# TO DO:
Look through the lines below and extract any with the word "that".

Stored data
+ + +

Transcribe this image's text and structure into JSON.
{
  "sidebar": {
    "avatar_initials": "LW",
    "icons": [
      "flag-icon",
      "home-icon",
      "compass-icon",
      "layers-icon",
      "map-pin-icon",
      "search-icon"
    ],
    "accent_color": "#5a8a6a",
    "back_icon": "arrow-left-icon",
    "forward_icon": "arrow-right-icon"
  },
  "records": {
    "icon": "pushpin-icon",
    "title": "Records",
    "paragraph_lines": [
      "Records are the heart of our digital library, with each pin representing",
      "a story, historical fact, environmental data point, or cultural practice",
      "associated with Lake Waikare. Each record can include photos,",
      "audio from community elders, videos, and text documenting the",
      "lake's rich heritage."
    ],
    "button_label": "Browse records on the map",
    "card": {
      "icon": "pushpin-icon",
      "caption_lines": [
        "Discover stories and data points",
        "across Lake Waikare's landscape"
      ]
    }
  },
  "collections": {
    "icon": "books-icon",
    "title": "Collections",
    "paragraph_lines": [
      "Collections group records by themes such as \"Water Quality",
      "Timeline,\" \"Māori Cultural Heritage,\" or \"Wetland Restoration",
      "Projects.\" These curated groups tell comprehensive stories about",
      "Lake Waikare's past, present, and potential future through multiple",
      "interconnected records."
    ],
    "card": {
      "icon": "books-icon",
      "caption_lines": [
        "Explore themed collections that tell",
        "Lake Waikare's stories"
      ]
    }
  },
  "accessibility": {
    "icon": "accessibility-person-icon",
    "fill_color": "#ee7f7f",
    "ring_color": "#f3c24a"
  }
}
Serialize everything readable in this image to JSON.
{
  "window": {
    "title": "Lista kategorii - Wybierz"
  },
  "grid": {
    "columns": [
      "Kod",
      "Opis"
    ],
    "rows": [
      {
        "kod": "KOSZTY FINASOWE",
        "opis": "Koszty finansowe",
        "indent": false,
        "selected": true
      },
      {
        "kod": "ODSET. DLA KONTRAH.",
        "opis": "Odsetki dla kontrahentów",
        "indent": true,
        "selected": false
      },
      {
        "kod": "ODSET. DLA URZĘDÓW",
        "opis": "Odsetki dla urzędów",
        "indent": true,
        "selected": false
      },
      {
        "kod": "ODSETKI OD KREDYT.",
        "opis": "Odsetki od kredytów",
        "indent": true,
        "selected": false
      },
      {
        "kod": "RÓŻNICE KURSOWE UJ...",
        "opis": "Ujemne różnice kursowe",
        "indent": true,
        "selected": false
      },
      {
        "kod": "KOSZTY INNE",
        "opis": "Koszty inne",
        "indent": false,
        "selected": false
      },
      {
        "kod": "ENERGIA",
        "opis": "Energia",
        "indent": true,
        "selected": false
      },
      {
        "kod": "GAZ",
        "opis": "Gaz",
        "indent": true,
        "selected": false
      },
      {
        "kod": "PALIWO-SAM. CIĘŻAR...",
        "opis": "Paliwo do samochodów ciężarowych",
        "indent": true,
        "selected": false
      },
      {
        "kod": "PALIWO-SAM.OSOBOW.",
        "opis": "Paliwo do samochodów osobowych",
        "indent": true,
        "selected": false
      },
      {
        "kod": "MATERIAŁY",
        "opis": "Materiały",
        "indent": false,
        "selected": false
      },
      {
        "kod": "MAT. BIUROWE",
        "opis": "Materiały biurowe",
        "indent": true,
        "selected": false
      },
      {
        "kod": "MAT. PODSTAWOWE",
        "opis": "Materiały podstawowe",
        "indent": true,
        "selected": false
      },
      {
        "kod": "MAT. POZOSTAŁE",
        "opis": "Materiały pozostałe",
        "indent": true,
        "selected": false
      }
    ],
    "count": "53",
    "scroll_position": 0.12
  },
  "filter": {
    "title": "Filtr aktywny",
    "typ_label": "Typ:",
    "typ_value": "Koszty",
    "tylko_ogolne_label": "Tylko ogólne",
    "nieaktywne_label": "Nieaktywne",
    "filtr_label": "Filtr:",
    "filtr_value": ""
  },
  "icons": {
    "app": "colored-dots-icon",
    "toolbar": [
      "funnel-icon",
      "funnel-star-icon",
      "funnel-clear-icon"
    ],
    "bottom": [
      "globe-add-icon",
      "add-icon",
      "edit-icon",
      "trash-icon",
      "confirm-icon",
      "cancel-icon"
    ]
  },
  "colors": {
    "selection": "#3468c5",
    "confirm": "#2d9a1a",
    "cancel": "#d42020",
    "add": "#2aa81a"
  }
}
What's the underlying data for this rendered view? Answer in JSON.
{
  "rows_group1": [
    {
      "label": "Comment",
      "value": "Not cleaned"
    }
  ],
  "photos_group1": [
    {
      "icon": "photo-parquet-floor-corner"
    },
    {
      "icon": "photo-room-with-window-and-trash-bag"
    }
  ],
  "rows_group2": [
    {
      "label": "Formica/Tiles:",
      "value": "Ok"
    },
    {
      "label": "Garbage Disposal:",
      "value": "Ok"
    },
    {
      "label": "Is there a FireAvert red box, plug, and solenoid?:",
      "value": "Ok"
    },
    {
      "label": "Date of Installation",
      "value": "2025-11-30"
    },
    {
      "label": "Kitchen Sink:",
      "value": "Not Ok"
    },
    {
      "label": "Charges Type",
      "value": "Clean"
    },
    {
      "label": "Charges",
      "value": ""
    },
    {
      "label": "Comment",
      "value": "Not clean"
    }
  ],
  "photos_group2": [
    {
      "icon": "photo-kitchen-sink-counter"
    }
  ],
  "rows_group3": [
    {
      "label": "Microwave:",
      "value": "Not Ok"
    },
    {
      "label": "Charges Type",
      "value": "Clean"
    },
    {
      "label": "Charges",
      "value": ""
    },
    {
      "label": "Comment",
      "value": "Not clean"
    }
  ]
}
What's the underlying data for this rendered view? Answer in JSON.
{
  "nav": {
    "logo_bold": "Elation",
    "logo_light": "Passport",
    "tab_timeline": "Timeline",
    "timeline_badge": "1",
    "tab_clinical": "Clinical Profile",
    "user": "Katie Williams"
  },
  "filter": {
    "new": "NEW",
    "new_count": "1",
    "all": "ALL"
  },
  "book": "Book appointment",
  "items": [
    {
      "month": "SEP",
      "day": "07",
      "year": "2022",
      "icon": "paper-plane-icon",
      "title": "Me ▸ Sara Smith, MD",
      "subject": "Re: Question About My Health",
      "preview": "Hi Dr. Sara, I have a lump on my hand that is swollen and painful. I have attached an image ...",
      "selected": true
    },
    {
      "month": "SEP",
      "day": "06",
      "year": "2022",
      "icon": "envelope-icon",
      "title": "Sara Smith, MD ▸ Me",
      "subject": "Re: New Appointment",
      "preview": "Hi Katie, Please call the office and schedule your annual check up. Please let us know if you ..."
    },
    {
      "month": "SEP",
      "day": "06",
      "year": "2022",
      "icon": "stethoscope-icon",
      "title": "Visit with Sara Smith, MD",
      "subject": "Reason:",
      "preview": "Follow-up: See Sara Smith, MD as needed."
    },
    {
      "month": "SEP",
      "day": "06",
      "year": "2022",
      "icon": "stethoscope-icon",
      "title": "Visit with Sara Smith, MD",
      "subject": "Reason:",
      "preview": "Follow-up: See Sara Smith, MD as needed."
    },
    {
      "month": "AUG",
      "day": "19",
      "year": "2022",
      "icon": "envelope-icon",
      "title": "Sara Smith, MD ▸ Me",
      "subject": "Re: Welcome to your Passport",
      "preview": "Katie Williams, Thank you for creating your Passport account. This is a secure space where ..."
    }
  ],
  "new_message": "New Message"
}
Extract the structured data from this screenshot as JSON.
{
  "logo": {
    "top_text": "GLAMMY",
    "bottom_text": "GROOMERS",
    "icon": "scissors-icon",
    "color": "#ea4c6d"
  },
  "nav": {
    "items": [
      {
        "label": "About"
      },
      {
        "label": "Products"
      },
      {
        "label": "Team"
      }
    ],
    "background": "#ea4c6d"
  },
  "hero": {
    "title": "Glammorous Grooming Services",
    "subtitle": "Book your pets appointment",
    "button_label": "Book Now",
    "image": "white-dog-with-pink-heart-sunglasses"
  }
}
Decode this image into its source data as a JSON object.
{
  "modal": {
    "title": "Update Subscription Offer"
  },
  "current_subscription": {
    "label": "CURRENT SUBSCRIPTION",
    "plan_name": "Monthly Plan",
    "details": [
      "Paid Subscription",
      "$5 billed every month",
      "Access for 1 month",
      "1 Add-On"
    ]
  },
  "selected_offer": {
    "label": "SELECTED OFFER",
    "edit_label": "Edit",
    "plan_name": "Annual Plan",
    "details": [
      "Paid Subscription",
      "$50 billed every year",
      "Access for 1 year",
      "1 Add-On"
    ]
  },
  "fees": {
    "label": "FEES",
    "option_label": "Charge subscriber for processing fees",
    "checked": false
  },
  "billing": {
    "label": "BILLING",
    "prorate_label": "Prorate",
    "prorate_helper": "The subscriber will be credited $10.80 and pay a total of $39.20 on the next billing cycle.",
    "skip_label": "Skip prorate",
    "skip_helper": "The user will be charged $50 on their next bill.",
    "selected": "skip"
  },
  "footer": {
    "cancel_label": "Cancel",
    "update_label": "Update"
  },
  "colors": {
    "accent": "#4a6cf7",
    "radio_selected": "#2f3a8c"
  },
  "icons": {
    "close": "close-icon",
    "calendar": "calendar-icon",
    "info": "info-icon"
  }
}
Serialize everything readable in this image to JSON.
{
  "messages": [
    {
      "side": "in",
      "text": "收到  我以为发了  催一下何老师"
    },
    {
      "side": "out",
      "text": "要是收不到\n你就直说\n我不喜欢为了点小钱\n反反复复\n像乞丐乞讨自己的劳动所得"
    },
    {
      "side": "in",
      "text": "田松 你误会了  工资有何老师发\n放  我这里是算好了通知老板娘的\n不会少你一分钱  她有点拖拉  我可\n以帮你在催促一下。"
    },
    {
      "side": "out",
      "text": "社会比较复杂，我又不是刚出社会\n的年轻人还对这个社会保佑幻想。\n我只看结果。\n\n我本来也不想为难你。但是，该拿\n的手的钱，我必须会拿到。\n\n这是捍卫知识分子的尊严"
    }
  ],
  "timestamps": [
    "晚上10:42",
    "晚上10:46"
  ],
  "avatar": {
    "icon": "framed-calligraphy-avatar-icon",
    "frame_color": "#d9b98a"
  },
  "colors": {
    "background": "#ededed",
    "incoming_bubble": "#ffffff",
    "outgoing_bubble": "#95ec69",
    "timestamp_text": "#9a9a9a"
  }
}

+ + +

# OUTPUT:
        "Explore themed collections that tell",
      "preview": "Hi Dr. Sara, I have a lump on my hand that is swollen and painful. I have attached an image ...",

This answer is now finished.